**RECORDS FOR THE EXERCISE:**
.....

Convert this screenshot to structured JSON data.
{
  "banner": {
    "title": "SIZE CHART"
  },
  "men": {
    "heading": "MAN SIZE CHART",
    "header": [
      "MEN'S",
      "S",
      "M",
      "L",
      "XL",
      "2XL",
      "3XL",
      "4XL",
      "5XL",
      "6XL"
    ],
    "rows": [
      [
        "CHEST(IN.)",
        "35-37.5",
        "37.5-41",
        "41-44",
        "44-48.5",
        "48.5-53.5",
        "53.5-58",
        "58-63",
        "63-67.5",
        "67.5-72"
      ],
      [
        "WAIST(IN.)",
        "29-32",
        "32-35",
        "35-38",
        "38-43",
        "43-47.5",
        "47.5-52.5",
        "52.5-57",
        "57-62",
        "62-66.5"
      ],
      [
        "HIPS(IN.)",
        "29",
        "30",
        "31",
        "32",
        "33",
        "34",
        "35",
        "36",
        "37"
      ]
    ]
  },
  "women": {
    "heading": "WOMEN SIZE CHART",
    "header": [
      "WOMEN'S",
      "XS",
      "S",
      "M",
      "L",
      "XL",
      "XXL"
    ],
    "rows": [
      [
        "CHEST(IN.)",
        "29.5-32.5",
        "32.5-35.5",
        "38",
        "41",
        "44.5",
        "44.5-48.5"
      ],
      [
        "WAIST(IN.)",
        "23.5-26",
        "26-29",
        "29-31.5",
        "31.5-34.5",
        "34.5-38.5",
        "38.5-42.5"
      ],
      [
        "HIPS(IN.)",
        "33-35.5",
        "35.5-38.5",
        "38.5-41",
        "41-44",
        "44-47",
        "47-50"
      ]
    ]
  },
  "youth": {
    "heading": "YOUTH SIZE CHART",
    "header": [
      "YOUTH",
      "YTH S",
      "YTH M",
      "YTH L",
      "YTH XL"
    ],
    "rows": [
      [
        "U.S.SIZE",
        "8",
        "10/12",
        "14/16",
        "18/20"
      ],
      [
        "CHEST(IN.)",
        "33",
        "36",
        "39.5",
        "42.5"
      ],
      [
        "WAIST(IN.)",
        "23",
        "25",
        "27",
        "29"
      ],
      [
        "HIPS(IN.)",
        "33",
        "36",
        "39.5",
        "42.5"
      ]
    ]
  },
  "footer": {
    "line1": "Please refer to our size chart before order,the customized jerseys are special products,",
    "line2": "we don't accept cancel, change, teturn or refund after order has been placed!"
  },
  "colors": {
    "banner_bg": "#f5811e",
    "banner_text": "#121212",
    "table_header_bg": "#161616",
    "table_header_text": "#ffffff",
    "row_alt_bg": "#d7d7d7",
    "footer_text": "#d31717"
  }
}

.....

**OBJECTIVE:**
Identify each line of the material where the word "heading" shows up, and copy it.

**SOLUTION TO THIS PROBLEM:**
    "heading": "MAN SIZE CHART",
    "heading": "WOMEN SIZE CHART",
    "heading": "YOUTH SIZE CHART",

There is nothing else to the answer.